Supplied records
►

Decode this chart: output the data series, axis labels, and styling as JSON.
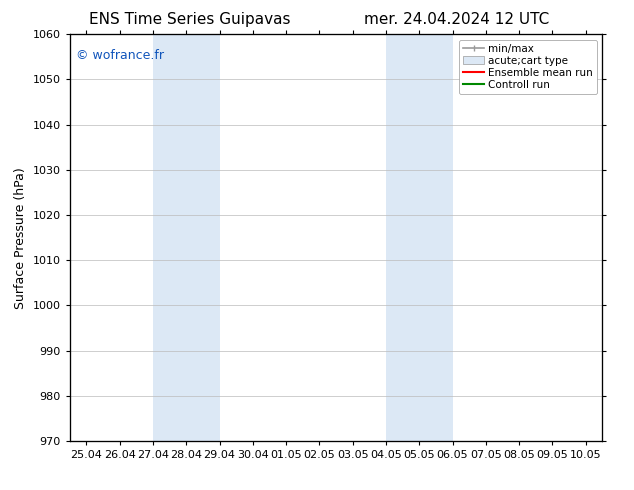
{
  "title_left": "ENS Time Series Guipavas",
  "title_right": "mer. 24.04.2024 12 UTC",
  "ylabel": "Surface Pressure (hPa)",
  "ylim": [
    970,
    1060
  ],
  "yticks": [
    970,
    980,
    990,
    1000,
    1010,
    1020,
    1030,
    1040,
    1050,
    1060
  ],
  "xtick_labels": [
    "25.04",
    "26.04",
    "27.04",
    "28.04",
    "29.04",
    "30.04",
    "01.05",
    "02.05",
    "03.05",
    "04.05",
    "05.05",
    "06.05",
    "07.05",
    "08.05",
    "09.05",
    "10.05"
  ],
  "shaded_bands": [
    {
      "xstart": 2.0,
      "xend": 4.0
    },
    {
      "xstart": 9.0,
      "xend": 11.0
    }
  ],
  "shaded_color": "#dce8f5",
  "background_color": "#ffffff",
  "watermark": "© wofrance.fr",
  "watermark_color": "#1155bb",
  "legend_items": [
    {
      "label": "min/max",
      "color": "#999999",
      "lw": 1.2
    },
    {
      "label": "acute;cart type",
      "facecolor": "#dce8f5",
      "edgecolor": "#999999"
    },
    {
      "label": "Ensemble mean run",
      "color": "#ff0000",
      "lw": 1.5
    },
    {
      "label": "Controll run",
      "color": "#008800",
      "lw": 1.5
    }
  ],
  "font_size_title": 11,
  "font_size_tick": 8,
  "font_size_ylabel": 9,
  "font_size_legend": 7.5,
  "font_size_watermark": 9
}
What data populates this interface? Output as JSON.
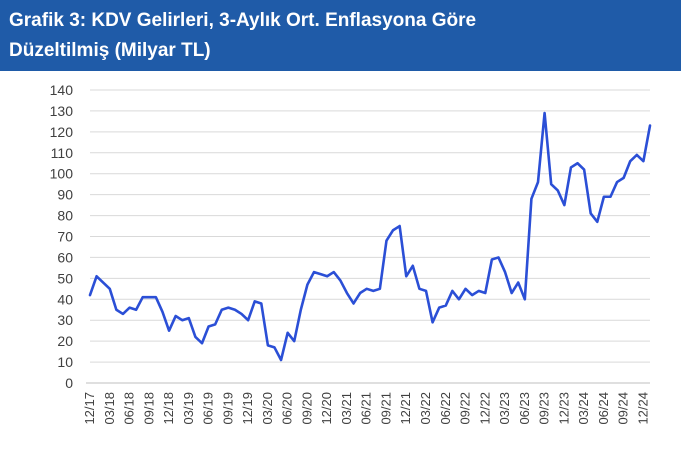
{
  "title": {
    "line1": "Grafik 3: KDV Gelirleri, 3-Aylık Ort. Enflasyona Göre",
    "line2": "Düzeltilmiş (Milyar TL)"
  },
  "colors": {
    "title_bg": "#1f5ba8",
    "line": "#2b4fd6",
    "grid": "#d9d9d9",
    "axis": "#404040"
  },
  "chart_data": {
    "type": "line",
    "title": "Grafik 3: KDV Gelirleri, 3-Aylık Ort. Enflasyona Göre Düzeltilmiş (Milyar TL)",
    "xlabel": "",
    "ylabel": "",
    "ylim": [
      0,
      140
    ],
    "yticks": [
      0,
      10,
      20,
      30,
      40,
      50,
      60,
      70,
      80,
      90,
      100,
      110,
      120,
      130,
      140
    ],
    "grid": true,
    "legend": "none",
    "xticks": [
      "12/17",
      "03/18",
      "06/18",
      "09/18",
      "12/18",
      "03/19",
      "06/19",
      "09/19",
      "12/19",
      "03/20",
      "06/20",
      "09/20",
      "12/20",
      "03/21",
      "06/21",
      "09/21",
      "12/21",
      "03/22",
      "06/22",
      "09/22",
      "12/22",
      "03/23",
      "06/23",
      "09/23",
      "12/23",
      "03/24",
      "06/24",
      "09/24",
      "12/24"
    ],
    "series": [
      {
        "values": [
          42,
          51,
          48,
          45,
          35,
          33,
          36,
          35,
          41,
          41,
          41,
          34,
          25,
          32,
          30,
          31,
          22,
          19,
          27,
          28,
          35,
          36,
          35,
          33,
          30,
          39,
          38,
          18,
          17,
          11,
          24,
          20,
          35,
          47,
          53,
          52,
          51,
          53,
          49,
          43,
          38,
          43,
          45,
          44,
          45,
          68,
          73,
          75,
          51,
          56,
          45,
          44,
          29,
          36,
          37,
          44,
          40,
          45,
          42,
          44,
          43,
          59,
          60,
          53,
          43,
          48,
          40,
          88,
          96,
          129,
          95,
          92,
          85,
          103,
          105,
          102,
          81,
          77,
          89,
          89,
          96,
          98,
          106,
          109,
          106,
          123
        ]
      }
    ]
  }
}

◄
►

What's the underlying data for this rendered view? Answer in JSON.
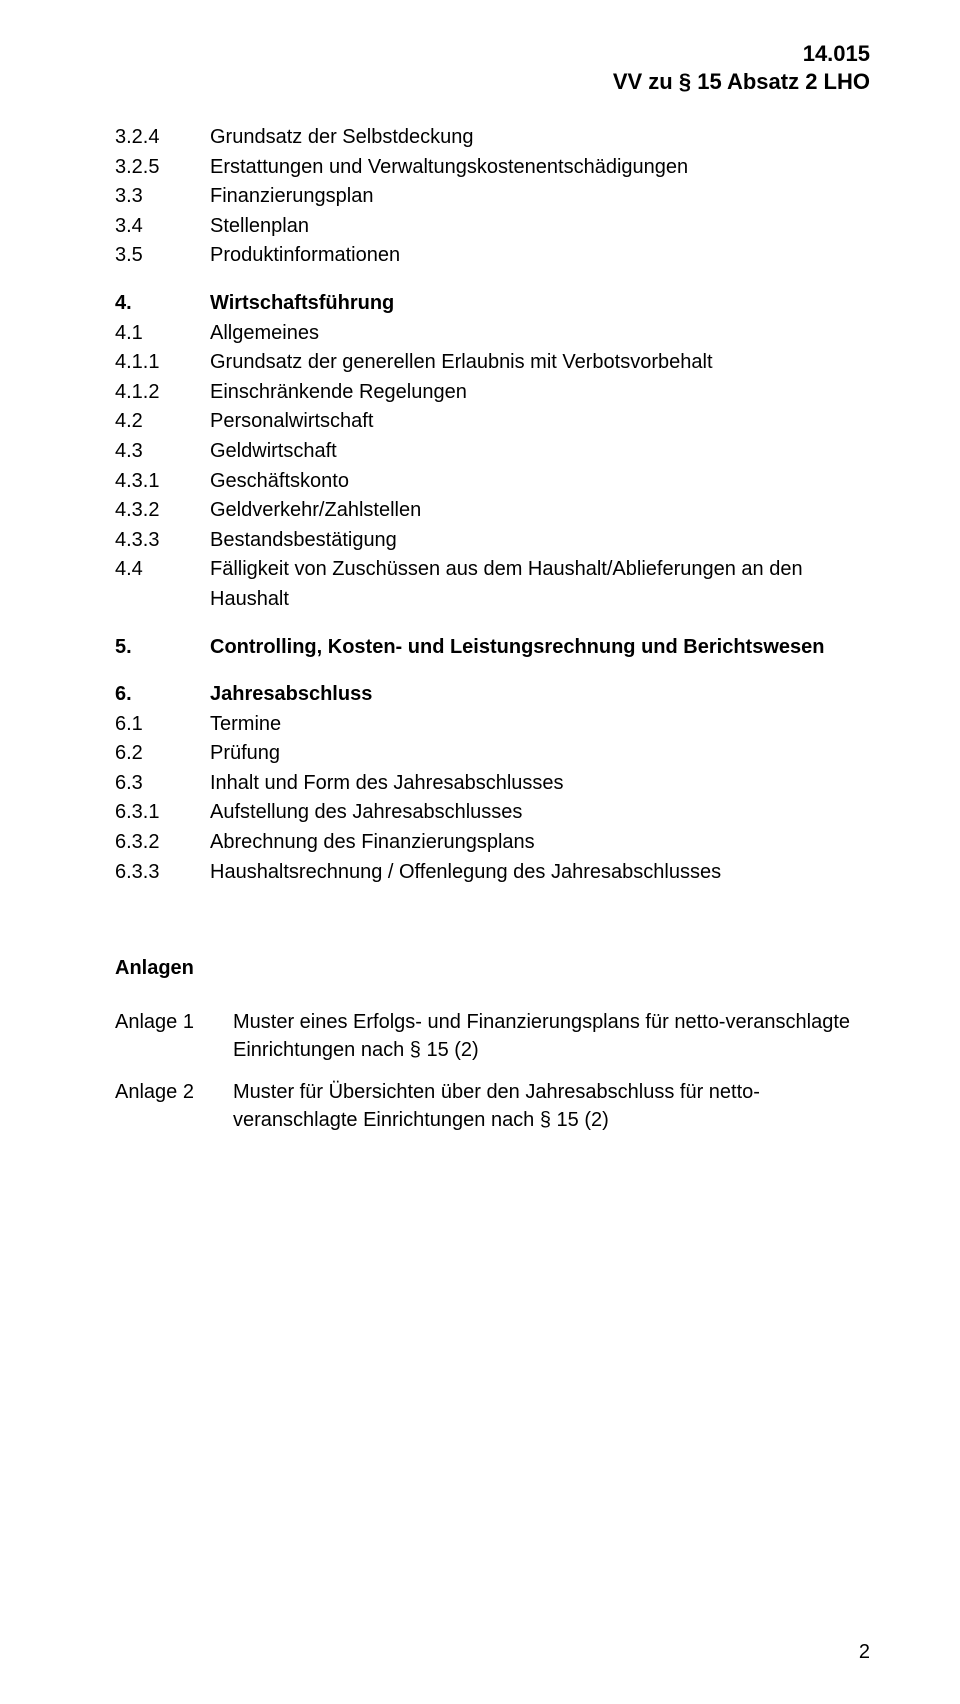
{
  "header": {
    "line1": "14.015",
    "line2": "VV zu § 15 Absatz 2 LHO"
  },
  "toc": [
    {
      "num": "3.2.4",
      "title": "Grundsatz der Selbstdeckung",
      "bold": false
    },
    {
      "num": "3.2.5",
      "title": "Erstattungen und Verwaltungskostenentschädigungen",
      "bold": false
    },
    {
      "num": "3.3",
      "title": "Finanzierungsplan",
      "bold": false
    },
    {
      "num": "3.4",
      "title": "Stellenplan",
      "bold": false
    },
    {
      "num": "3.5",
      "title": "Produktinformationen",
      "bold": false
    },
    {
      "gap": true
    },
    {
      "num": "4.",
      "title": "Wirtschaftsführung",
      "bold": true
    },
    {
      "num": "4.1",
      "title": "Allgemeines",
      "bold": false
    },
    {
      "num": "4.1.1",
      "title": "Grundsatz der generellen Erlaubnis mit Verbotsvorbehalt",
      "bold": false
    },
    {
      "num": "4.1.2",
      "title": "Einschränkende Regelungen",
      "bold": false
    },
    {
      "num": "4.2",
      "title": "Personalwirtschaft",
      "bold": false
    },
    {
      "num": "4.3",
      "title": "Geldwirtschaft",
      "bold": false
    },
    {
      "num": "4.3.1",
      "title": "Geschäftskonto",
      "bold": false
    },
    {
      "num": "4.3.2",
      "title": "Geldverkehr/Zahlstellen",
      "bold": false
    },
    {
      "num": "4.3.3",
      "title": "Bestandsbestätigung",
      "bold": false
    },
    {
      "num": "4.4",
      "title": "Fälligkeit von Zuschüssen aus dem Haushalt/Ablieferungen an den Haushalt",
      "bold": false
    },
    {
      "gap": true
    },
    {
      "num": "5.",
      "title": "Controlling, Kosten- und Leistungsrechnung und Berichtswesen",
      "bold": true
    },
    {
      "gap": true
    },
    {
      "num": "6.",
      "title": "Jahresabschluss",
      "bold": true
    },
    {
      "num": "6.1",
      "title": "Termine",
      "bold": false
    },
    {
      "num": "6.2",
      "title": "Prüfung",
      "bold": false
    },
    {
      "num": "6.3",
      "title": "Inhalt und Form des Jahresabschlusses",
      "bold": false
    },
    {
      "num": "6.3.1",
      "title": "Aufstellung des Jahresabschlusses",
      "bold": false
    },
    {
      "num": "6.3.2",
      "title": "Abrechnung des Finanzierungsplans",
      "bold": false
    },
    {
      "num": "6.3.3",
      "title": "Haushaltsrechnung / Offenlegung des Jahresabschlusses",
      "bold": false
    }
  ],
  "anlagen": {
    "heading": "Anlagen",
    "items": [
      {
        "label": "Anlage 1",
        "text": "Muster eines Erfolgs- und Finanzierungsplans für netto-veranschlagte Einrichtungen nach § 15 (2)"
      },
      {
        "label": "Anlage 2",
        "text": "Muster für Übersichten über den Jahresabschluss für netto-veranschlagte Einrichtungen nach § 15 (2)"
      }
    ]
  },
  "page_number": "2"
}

◄
►

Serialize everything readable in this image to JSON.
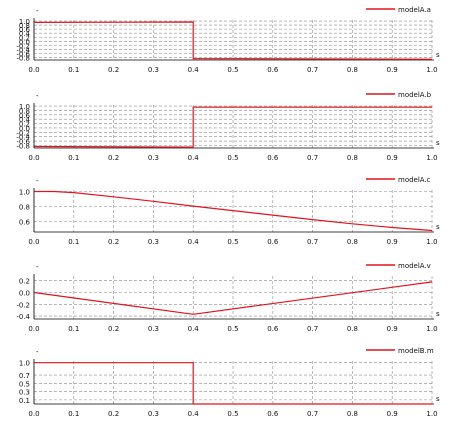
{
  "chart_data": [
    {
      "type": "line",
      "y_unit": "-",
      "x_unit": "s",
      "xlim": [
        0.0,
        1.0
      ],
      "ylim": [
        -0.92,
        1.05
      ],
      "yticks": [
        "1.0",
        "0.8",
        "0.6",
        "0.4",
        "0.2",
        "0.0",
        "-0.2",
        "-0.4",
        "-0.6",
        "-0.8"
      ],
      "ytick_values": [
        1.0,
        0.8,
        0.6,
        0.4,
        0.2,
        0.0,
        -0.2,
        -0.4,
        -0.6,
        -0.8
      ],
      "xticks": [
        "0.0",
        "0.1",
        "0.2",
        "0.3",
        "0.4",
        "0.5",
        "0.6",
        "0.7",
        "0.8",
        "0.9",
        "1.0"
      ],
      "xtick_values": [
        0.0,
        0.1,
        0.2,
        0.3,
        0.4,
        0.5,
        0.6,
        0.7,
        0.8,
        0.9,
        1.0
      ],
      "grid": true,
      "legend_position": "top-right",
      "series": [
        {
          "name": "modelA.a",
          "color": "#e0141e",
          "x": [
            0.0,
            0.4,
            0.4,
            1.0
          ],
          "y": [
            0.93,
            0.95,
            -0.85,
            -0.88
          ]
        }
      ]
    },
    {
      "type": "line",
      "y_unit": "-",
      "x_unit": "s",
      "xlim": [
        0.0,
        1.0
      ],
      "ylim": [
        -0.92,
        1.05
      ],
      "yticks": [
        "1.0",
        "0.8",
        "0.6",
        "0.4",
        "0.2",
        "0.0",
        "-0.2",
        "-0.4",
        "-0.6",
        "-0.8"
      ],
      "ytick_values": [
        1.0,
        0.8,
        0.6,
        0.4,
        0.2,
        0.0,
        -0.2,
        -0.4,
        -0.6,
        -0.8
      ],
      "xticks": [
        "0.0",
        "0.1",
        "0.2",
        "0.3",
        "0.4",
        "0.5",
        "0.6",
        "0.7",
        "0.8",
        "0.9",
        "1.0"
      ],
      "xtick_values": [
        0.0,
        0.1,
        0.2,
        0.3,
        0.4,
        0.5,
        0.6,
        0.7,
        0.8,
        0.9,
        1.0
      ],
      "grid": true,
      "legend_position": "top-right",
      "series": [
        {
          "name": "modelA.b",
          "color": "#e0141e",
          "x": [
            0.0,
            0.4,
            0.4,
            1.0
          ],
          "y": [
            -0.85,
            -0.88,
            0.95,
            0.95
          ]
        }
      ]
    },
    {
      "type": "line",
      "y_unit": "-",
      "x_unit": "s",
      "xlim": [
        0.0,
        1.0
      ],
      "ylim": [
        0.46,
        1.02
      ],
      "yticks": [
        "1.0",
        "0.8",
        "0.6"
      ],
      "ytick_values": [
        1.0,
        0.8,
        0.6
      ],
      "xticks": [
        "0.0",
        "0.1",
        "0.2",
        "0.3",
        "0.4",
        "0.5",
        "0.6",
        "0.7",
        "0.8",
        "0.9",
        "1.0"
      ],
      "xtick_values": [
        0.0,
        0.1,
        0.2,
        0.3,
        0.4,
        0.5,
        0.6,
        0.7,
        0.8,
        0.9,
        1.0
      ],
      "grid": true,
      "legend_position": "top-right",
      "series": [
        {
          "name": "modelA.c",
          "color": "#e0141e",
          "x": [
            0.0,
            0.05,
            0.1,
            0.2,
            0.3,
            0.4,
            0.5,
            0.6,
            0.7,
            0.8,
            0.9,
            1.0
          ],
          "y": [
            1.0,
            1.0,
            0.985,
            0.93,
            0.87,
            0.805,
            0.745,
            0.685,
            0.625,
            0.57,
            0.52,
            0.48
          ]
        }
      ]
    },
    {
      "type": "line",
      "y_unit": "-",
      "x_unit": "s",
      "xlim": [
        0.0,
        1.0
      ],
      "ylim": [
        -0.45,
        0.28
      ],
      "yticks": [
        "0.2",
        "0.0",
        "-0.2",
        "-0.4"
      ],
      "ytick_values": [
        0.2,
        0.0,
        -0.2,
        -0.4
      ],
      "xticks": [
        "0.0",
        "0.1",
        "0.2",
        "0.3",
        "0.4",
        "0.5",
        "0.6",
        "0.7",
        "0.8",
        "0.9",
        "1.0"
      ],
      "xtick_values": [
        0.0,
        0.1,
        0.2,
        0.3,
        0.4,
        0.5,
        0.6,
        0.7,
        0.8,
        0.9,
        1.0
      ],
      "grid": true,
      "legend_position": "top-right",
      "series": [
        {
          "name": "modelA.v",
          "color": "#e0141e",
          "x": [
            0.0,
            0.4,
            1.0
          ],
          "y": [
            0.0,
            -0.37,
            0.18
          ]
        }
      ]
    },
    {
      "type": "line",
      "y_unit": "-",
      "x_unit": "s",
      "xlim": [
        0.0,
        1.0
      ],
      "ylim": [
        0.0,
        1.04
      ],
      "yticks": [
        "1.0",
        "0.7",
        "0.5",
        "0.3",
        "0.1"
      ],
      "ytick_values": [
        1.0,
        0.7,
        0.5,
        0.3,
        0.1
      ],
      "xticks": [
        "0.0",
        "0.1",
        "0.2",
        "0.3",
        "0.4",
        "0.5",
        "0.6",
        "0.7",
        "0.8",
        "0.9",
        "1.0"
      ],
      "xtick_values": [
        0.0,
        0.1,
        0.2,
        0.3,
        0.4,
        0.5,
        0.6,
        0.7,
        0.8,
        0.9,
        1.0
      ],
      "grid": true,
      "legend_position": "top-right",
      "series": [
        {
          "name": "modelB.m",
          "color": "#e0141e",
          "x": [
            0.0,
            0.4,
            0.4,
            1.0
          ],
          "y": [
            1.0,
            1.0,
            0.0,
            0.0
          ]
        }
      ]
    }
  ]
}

◄

Written problem
Pull out every line containing "What".

Full response
What data populates this interface? Output as JSON.
What's the underlying data for this rendered view? Answer in JSON.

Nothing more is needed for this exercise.